## Work to complete:
Identify, in the records below, every line where the string "Diftar" appears, and copy each such line.

===== Listed records

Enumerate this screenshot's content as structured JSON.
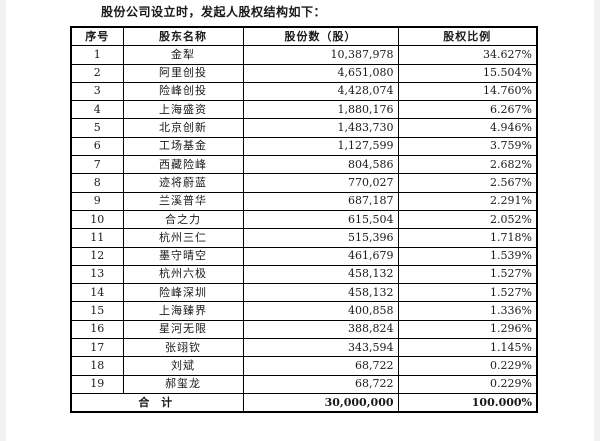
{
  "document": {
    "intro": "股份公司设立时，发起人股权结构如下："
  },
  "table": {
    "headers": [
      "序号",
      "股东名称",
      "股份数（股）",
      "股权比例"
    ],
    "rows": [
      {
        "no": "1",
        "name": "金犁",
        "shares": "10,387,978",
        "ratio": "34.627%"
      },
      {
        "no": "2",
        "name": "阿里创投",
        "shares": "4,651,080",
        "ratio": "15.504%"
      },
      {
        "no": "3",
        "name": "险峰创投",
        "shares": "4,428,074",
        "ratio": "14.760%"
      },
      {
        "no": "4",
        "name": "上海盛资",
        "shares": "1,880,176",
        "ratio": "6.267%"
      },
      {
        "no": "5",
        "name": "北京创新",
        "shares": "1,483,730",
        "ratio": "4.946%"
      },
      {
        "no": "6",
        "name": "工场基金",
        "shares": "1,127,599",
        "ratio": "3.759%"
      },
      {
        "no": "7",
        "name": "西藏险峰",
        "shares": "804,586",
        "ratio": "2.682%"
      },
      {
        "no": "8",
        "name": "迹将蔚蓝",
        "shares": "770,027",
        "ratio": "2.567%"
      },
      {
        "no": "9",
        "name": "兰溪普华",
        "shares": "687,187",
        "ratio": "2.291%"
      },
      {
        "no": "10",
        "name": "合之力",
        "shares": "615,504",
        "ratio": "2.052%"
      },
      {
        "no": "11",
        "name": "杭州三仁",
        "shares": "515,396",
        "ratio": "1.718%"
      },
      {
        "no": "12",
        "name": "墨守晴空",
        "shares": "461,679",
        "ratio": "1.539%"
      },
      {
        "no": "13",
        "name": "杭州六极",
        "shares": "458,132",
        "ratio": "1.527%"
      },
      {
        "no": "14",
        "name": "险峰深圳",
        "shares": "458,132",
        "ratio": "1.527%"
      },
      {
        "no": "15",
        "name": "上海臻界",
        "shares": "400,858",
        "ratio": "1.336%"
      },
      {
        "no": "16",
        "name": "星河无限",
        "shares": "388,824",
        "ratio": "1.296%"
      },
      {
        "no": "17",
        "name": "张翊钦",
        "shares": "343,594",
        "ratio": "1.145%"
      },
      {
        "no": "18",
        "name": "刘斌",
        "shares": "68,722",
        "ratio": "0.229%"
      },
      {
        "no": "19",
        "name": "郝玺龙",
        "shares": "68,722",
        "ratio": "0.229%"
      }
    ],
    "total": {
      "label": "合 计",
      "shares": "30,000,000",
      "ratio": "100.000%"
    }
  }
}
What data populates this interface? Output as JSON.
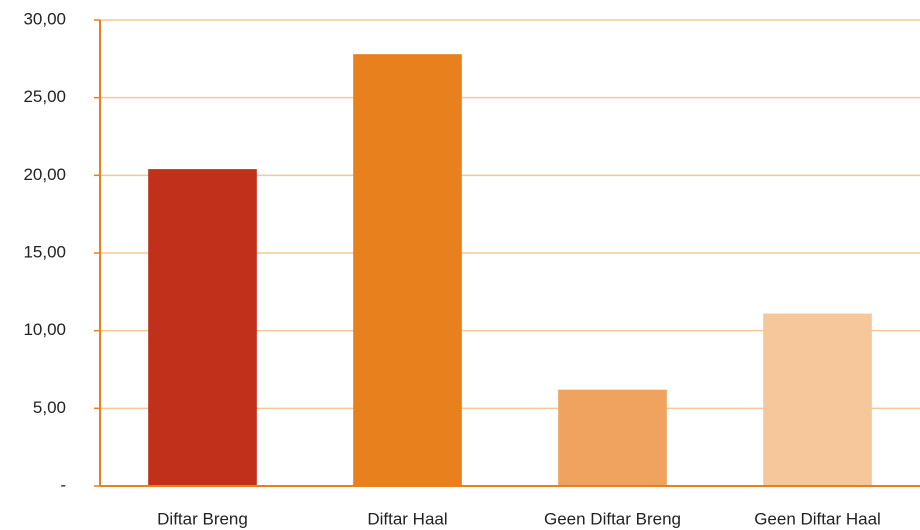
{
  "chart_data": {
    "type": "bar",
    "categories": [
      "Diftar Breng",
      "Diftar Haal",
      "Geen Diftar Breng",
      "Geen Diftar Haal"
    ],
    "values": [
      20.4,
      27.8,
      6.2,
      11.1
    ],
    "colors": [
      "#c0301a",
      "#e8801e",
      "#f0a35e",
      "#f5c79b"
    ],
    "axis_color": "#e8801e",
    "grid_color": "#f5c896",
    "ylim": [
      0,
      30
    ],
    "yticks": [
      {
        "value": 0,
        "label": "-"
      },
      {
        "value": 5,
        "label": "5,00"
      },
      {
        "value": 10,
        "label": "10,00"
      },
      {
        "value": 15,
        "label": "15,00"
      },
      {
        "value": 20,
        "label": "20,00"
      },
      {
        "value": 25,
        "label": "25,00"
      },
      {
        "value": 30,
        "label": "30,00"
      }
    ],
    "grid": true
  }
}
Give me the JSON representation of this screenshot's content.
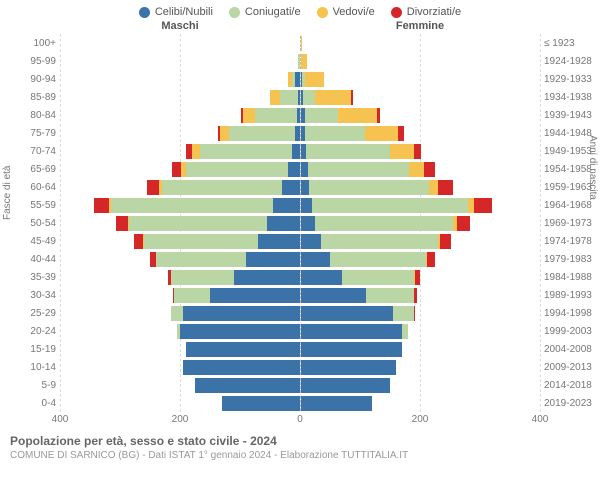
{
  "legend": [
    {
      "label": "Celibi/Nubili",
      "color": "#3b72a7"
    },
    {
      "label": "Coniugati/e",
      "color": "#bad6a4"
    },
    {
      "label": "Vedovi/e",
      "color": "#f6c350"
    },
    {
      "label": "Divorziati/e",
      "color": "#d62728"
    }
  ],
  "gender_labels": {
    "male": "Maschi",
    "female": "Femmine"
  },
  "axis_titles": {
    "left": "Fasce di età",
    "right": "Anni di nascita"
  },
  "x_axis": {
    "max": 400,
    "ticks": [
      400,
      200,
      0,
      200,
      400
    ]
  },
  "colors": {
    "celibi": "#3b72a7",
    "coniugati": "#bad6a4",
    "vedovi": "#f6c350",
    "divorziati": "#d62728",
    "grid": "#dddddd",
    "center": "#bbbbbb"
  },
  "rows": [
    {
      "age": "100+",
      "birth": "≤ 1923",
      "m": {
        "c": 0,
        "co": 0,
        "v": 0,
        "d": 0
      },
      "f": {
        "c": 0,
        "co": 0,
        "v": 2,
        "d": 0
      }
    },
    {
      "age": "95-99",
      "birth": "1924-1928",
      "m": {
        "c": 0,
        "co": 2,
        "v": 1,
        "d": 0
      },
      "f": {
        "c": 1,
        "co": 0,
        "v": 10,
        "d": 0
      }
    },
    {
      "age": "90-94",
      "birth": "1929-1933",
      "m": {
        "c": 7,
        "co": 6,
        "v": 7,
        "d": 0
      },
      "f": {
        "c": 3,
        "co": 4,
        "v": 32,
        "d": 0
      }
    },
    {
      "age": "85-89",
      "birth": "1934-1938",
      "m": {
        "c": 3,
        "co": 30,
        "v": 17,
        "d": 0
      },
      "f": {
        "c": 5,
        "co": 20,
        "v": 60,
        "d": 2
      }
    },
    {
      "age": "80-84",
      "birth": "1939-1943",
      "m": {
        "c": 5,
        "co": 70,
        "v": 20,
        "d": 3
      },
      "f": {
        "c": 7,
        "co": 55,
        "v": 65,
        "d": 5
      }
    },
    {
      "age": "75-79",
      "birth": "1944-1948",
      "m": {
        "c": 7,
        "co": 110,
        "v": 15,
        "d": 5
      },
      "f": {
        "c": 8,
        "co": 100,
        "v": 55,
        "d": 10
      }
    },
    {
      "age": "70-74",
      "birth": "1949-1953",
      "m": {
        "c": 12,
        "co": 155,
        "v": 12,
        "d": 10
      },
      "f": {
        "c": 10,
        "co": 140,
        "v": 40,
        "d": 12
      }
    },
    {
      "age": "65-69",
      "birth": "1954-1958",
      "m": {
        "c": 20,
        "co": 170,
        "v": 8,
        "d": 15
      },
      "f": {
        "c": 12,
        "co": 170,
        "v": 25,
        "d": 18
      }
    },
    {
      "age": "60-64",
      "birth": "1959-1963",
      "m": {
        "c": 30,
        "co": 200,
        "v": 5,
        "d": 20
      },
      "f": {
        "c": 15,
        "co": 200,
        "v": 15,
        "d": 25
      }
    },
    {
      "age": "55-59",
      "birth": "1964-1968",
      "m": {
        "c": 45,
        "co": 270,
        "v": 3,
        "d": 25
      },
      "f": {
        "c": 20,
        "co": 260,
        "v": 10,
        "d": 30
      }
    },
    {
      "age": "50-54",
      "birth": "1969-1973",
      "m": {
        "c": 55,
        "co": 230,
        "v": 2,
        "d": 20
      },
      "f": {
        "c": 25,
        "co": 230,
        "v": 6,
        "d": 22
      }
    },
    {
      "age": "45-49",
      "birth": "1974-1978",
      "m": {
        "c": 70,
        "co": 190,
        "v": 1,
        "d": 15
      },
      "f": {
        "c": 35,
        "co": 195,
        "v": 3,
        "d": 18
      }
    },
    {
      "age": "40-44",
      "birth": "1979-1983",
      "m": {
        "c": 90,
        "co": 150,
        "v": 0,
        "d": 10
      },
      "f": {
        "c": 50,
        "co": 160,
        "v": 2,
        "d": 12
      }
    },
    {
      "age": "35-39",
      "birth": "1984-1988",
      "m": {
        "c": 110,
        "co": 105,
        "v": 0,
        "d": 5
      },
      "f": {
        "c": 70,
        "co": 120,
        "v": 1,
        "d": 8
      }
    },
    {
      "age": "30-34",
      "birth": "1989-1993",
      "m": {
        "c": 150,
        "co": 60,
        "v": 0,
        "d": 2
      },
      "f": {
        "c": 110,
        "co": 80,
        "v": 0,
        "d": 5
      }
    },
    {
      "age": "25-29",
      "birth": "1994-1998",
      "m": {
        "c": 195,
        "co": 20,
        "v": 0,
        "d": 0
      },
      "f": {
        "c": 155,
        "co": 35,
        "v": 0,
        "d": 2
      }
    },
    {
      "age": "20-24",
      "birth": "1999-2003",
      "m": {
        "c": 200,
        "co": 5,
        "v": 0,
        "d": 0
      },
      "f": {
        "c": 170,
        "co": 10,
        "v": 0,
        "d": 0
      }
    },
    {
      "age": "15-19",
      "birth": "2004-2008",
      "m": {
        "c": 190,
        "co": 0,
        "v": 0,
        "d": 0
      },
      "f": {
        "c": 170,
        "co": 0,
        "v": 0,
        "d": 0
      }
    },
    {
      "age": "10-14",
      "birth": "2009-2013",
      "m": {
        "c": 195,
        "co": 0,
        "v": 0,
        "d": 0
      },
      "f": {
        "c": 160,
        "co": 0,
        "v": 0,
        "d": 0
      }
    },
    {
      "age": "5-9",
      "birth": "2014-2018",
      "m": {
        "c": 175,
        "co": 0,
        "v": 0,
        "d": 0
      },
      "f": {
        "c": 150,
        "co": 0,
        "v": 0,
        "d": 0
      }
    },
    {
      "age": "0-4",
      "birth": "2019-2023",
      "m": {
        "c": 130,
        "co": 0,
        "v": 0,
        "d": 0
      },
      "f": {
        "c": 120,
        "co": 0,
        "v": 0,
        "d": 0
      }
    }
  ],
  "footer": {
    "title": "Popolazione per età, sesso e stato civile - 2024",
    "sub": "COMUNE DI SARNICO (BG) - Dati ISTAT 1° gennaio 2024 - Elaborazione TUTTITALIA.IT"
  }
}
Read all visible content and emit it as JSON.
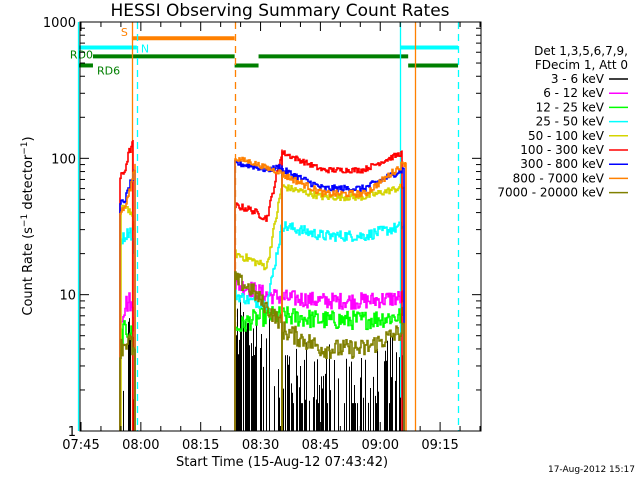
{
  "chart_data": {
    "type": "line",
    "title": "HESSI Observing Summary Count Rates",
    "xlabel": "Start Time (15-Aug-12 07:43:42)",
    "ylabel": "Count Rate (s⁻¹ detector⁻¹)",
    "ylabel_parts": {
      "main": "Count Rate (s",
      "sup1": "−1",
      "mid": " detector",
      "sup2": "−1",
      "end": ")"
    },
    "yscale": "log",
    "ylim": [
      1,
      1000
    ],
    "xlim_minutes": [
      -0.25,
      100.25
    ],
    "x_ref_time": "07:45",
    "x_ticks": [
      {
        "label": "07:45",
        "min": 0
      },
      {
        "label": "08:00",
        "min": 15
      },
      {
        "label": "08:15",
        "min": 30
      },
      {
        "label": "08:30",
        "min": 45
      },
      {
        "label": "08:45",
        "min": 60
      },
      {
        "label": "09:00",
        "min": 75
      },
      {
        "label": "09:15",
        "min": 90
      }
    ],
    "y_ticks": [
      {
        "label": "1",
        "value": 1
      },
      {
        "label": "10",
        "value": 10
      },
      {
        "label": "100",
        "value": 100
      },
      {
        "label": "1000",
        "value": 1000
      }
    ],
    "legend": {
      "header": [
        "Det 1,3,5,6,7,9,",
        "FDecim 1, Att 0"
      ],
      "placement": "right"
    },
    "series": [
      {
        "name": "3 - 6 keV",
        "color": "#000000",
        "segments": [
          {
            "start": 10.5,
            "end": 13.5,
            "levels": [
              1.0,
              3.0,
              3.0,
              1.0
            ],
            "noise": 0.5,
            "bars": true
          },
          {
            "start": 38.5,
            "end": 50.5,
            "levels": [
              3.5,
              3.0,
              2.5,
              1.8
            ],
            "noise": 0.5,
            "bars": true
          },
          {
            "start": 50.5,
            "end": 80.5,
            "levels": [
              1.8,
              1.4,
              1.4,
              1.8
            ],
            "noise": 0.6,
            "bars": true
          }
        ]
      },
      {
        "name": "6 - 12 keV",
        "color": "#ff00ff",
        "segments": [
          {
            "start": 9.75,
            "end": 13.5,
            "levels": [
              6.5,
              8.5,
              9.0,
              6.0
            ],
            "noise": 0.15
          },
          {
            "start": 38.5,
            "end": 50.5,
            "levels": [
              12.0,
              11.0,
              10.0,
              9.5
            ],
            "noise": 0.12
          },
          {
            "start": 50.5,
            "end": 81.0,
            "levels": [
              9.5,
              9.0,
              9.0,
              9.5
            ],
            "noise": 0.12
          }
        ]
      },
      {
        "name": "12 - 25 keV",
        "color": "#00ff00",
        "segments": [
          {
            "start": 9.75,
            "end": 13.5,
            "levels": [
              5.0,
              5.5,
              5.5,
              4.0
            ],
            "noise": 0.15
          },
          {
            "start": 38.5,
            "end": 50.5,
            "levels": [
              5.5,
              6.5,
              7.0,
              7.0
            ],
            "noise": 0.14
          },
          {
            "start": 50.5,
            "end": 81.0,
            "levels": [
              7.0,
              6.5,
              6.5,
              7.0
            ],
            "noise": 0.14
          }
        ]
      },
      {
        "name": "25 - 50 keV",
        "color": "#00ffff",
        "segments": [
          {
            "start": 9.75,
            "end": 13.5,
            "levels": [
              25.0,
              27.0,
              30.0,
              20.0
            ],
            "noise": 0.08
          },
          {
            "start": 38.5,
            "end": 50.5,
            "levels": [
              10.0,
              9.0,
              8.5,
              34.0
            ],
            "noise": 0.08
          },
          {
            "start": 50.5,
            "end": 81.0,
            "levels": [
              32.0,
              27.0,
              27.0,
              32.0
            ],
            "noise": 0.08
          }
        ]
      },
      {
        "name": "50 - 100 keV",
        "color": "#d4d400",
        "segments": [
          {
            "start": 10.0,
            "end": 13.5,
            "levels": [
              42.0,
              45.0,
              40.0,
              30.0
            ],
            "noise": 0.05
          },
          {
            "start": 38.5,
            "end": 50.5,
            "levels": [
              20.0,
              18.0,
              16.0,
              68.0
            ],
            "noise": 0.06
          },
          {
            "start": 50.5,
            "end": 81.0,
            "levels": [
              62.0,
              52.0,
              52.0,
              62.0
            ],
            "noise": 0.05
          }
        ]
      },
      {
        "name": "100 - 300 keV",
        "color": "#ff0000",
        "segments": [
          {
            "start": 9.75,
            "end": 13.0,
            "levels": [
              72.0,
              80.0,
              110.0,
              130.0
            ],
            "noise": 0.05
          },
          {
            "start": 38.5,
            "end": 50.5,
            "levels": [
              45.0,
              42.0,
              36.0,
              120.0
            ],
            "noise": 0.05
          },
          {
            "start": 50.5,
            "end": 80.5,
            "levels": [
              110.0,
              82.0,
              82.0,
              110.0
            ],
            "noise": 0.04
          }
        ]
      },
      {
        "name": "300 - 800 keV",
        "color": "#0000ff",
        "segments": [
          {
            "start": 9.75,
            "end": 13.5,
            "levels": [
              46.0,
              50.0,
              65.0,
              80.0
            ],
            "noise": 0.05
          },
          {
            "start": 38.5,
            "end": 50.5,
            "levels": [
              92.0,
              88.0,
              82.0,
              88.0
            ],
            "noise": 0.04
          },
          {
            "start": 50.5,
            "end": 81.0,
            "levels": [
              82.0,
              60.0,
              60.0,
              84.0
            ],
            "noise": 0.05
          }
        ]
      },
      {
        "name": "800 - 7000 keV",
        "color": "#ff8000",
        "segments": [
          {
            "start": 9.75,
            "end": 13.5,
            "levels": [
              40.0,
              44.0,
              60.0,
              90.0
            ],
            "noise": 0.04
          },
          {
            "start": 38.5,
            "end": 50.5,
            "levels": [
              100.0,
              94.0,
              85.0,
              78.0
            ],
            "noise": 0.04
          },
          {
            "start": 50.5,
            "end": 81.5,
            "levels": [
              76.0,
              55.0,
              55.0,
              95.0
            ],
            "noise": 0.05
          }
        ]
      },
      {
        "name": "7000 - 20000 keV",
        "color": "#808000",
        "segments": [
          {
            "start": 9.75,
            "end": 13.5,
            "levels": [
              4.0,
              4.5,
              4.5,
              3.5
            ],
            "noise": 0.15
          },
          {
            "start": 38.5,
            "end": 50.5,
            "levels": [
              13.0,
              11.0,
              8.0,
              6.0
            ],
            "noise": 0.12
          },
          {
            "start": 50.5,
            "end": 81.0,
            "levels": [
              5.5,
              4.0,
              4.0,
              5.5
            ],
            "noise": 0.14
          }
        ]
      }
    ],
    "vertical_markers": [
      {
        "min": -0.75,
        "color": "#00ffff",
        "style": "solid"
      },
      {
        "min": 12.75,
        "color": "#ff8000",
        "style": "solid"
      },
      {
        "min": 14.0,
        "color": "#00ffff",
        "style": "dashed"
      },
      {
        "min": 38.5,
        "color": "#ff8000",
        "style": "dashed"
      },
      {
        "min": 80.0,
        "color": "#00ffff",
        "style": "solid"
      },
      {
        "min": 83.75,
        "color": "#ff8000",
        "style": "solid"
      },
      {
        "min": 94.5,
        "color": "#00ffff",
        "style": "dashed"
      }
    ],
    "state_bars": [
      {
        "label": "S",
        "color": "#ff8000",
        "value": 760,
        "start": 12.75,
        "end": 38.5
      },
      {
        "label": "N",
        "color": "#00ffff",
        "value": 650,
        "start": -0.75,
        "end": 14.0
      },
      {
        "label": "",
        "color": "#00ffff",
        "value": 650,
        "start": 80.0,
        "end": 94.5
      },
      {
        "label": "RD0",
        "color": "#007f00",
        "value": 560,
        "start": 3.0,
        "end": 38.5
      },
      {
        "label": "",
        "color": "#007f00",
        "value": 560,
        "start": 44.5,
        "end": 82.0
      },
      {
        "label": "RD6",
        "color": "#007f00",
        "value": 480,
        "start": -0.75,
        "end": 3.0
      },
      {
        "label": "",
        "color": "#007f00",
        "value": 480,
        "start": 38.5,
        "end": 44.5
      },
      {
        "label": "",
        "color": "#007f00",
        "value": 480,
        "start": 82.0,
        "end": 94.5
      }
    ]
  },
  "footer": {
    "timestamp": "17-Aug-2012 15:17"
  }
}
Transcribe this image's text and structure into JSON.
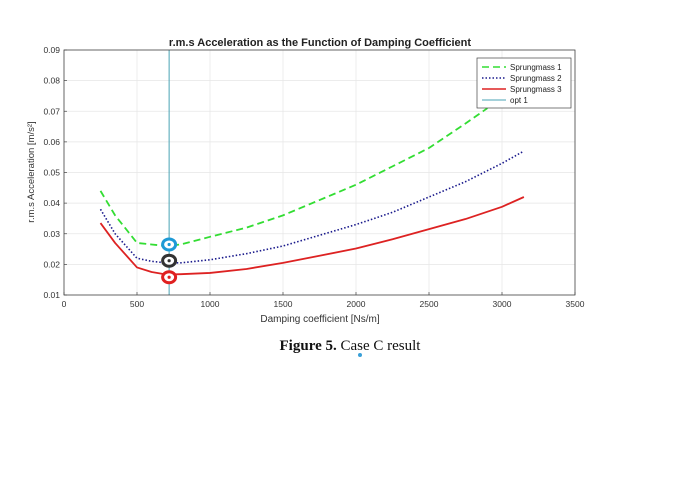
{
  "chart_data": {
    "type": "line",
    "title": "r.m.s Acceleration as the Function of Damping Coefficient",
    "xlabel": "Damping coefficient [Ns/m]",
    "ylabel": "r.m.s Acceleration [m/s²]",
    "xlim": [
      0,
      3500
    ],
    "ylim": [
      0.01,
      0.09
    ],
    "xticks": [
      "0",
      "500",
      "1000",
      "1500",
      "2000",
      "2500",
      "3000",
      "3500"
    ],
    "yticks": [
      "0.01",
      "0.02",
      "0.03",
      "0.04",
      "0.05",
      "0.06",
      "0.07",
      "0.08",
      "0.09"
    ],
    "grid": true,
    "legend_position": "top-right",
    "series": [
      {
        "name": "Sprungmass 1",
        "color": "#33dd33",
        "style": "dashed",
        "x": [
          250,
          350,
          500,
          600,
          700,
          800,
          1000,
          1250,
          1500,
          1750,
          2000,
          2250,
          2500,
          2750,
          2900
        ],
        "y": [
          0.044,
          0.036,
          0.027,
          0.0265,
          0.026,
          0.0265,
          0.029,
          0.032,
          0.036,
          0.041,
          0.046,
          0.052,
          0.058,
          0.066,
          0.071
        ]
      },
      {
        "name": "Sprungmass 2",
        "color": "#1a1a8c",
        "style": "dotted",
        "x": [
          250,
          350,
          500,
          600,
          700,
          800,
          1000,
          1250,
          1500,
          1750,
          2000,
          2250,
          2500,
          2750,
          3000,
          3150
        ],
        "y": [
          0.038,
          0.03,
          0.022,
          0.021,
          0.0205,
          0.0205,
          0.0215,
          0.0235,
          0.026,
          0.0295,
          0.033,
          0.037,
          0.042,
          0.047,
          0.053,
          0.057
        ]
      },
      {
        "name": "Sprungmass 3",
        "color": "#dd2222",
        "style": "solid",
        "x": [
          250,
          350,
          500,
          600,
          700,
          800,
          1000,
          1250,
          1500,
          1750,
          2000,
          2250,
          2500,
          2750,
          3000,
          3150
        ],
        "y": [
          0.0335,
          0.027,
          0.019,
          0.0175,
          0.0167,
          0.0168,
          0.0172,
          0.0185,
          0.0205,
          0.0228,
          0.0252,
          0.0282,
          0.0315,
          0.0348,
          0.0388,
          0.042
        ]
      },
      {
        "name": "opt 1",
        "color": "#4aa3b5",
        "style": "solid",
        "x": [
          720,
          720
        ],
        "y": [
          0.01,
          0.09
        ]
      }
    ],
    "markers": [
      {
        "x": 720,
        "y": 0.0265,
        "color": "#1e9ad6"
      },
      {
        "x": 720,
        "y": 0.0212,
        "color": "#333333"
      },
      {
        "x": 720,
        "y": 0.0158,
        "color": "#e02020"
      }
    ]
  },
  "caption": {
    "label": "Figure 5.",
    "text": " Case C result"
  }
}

==========

## Finished task:
      "Diftar Breng",
      "Diftar Haal",
      "Geen Diftar Breng",
      "Geen Diftar Haal"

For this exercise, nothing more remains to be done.